* _Problem to work on_:
Look through the data for the string "Длина". Copy every line where it is found.

[Data entries]

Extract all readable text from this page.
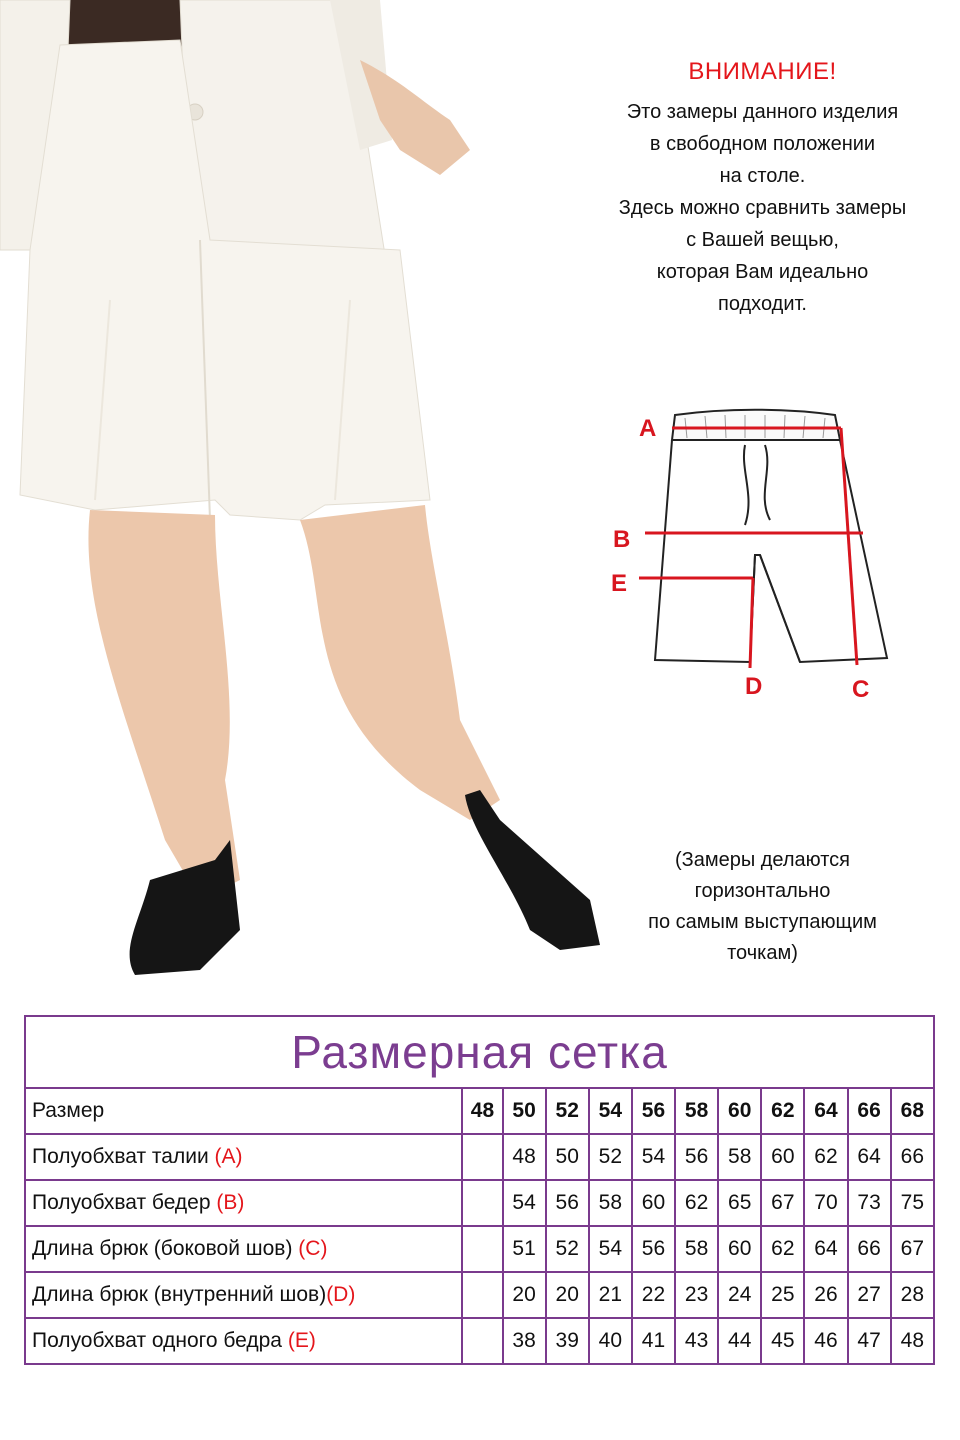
ВНИМАНИЕ!
Это замеры данного изделия
в свободном положении
на столе.
Здесь можно сравнить замеры
с Вашей вещью,
которая Вам идеально
подходит.
A
B
E
D	C
(Замеры делаются
горизонтально
по самым выступающим
точкам)
Размерная сетка											
Размер	48	50	52	54	56	58	60	62	64	66	68
Полуобхват талии (A)		48	50	52	54	56	58	60	62	64	66
Полуобхват бедер (B)		54	56	58	60	62	65	67	70	73	75
Длина брюк (боковой шов) (C)		51	52	54	56	58	60	62	64	66	67
Длина брюк (внутренний шов)(D)		20	20	21	22	23	24	25	26	27	28
Полуобхват одного бедра (E)		38	39	40	41	43	44	45	46	47	48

* _The completed task_:
Длина брюк (боковой шов) (C)		51	52	54	56	58	60	62	64	66	67
Длина брюк (внутренний шов)(D)		20	20	21	22	23	24	25	26	27	28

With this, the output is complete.